In the data below, find each line containing the string "name" and return it.

INPUT MATERIAL:

********

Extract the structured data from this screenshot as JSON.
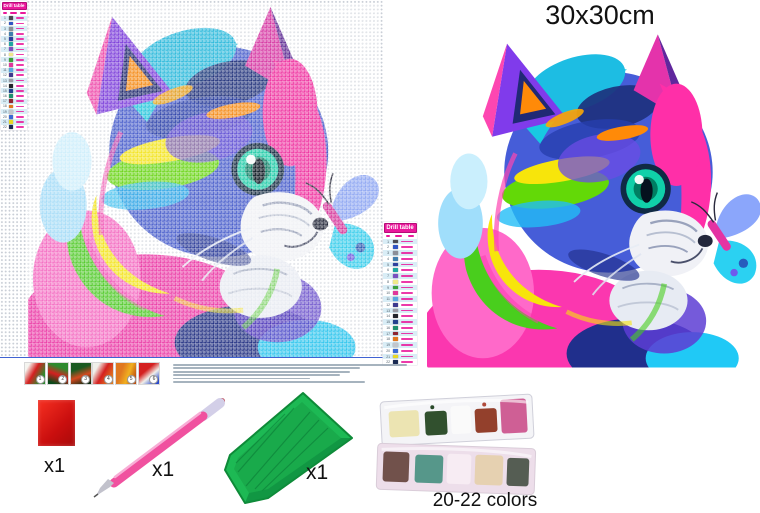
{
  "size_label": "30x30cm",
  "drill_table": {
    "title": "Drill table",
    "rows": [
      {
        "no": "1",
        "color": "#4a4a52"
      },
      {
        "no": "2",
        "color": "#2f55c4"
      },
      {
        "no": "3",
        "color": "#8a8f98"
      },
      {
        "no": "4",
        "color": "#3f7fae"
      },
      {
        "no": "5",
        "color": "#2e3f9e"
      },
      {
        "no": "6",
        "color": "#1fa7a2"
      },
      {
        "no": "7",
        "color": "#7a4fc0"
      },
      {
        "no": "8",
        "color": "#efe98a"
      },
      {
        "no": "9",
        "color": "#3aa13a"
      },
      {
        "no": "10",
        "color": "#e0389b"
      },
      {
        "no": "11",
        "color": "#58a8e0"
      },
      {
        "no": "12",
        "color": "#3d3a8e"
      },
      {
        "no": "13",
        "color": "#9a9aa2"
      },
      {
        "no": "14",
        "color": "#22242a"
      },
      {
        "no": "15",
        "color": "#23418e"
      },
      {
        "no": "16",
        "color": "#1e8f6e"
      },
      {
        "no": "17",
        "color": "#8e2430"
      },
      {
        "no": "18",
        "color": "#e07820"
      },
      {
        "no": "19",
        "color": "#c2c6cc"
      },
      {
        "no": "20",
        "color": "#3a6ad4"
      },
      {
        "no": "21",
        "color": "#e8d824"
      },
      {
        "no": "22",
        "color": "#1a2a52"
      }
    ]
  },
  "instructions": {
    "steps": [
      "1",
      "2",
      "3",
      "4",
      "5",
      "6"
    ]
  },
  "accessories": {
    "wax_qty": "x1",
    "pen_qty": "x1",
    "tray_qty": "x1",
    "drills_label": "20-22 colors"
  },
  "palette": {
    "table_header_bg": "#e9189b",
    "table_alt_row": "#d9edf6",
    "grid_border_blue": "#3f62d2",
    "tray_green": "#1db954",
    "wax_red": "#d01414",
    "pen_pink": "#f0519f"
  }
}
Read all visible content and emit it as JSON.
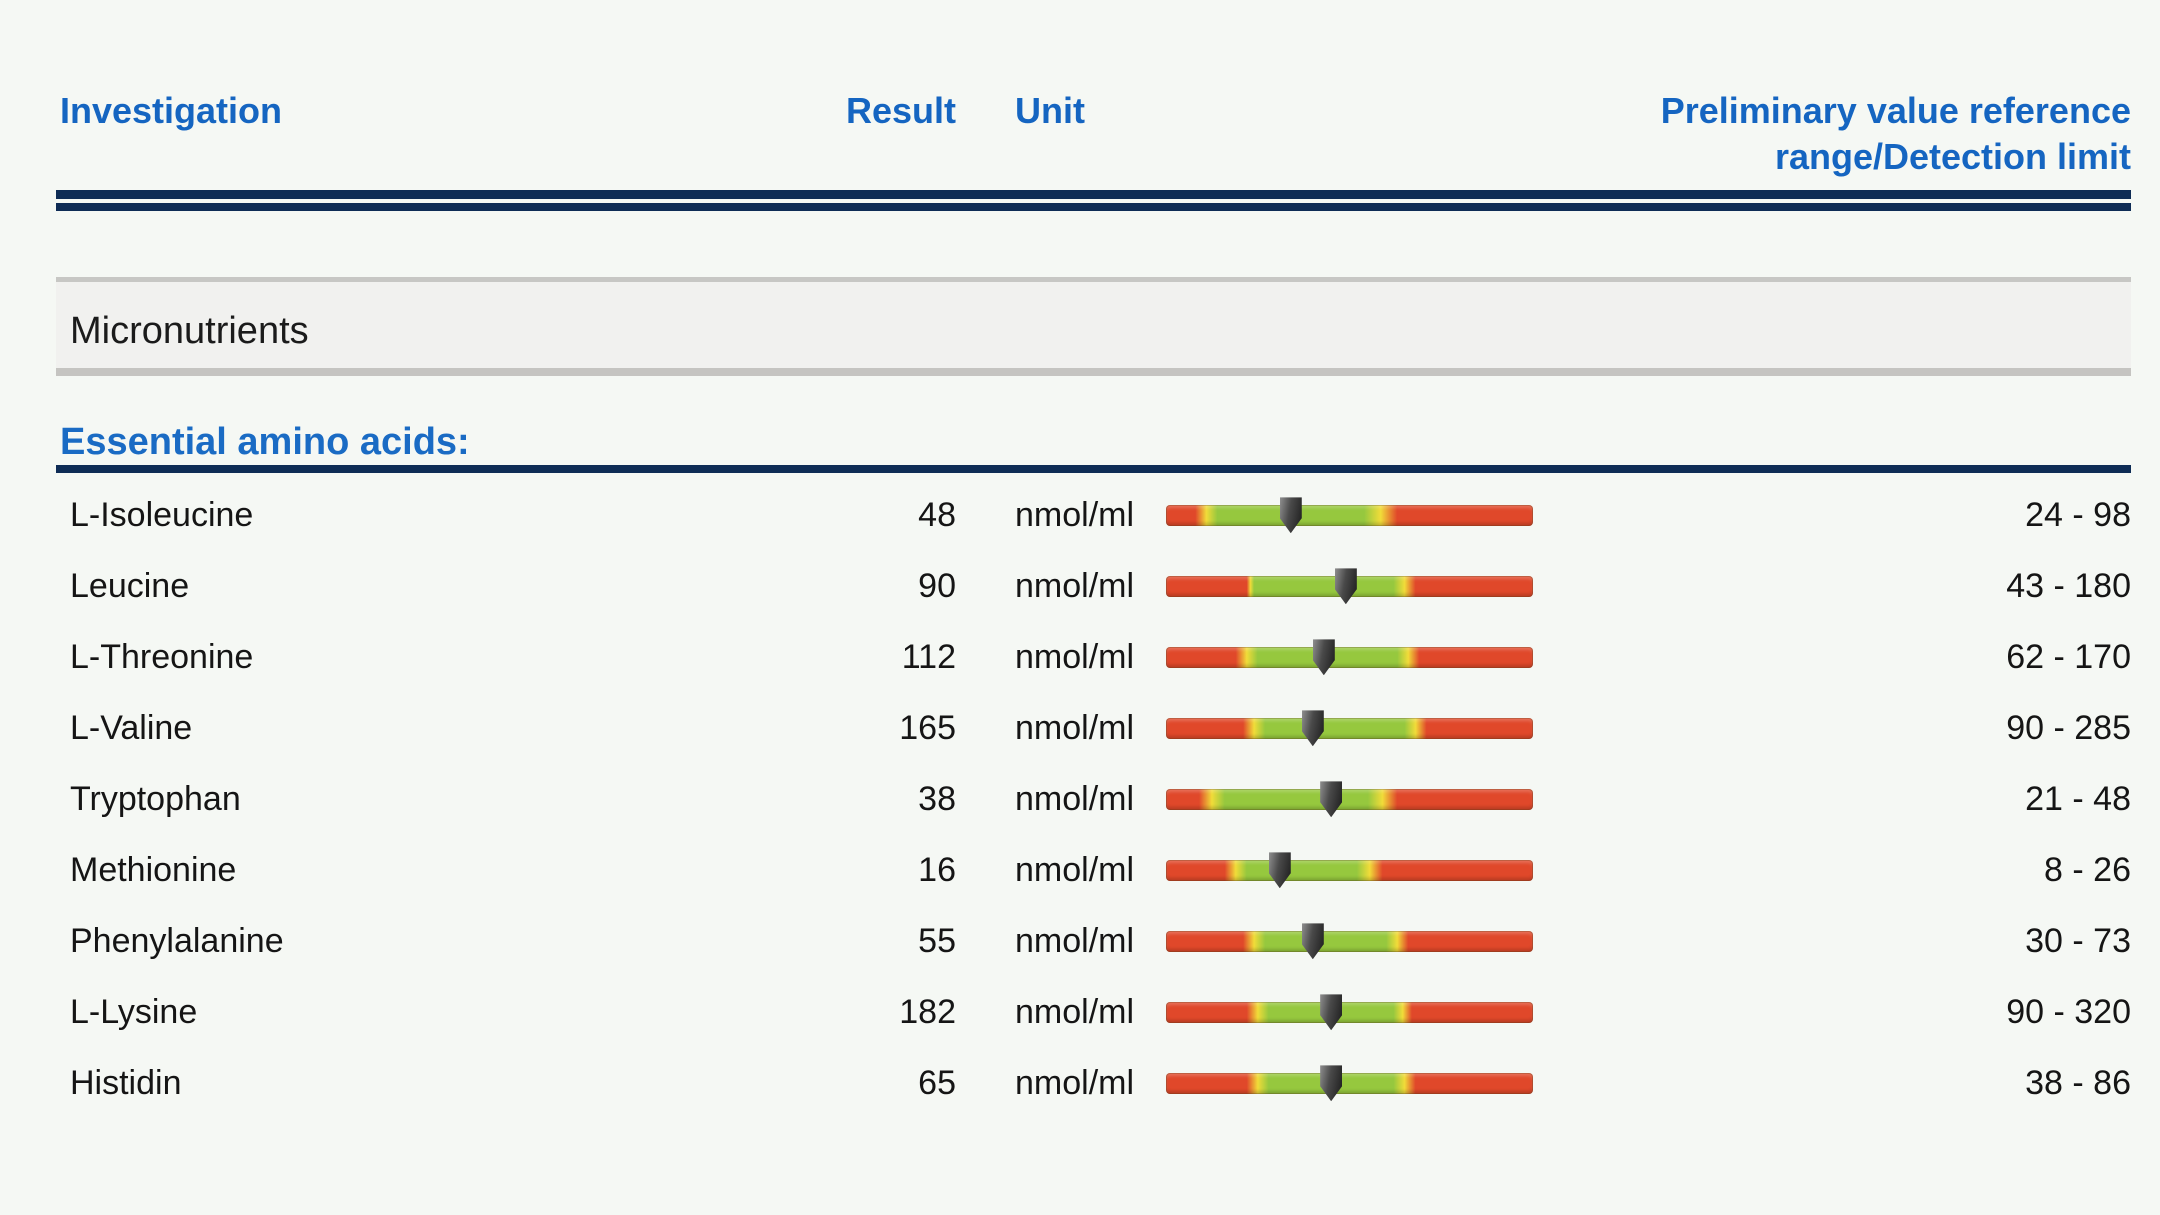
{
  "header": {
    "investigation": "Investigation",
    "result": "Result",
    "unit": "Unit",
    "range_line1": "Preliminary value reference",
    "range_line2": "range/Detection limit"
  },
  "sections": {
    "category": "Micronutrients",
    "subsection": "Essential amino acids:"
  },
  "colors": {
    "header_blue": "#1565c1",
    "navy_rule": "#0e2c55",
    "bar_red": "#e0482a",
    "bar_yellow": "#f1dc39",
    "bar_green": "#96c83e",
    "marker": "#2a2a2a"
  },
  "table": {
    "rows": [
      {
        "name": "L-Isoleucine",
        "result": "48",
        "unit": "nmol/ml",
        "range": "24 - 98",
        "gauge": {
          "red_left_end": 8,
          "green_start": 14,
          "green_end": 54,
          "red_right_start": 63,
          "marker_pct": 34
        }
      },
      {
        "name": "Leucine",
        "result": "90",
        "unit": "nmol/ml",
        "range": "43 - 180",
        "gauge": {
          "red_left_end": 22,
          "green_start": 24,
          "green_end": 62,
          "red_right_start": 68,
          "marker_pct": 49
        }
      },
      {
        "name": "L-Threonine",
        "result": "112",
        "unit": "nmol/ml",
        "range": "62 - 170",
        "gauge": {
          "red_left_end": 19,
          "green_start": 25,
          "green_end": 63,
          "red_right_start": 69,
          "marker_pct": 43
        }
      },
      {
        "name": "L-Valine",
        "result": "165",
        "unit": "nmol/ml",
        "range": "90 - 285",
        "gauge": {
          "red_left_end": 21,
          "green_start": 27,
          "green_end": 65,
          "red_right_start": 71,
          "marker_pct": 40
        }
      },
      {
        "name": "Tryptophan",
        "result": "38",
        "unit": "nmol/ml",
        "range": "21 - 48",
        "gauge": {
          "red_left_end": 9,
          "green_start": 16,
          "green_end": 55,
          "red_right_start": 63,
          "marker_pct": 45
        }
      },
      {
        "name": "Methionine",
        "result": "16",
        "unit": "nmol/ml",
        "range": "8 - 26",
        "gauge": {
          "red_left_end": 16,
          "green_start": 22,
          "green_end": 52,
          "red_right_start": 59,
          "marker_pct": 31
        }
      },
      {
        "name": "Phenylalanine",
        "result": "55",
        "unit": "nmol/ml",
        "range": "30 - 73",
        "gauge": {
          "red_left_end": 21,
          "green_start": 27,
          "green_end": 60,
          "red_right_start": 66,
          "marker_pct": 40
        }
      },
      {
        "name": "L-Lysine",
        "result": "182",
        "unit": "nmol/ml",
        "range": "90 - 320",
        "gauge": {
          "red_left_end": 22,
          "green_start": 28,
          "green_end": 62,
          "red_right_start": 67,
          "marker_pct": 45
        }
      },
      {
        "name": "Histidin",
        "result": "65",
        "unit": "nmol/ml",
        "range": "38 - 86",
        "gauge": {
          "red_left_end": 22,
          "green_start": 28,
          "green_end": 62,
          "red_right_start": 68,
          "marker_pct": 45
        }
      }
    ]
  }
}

********

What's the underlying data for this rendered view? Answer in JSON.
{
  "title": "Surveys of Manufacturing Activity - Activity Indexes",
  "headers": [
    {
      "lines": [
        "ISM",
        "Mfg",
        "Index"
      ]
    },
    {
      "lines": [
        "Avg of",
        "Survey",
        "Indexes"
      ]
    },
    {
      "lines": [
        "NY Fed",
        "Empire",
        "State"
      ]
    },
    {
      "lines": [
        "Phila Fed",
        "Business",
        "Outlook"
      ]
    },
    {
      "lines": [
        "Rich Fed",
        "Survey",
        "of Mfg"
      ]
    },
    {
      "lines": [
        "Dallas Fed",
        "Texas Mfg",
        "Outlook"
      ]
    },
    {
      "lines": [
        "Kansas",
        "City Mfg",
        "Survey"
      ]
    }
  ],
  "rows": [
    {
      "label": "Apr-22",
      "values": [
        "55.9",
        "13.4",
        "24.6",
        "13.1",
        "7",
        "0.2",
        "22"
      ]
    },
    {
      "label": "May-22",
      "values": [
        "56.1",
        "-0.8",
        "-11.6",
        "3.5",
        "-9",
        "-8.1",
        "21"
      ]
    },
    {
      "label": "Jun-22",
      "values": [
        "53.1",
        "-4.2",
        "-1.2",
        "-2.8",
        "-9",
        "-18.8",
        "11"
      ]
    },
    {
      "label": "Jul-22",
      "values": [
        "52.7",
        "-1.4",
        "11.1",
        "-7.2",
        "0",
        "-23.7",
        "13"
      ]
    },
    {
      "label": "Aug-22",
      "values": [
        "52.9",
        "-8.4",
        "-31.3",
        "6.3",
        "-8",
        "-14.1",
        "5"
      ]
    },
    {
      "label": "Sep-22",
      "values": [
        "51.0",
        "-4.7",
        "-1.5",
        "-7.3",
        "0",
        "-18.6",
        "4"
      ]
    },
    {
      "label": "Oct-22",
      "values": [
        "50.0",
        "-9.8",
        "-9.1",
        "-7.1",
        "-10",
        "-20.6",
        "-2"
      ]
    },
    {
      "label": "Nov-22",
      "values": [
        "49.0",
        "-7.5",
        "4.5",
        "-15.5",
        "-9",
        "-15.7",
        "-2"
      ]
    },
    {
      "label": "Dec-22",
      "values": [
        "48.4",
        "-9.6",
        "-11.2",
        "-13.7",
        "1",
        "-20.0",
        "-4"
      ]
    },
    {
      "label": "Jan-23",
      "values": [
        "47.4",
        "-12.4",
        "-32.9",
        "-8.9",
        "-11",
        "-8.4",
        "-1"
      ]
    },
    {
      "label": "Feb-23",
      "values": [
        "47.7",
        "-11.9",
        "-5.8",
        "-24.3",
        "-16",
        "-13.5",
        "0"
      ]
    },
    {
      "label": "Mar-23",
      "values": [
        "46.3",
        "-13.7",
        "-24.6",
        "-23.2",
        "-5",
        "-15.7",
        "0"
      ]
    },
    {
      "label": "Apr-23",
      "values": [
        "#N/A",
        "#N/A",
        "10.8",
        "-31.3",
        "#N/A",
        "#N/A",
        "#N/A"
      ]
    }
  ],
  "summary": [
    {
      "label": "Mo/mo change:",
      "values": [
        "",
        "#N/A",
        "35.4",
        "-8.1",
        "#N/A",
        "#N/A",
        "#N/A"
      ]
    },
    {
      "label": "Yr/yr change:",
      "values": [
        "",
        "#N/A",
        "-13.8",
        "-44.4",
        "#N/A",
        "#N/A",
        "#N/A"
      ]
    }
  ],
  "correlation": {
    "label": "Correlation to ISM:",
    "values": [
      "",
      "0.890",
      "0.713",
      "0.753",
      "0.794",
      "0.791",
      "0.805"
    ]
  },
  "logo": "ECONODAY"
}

********

ANSWER:
        "name": "L-Isoleucine",
        "name": "Leucine",
        "name": "L-Threonine",
        "name": "L-Valine",
        "name": "Tryptophan",
        "name": "Methionine",
        "name": "Phenylalanine",
        "name": "L-Lysine",
        "name": "Histidin",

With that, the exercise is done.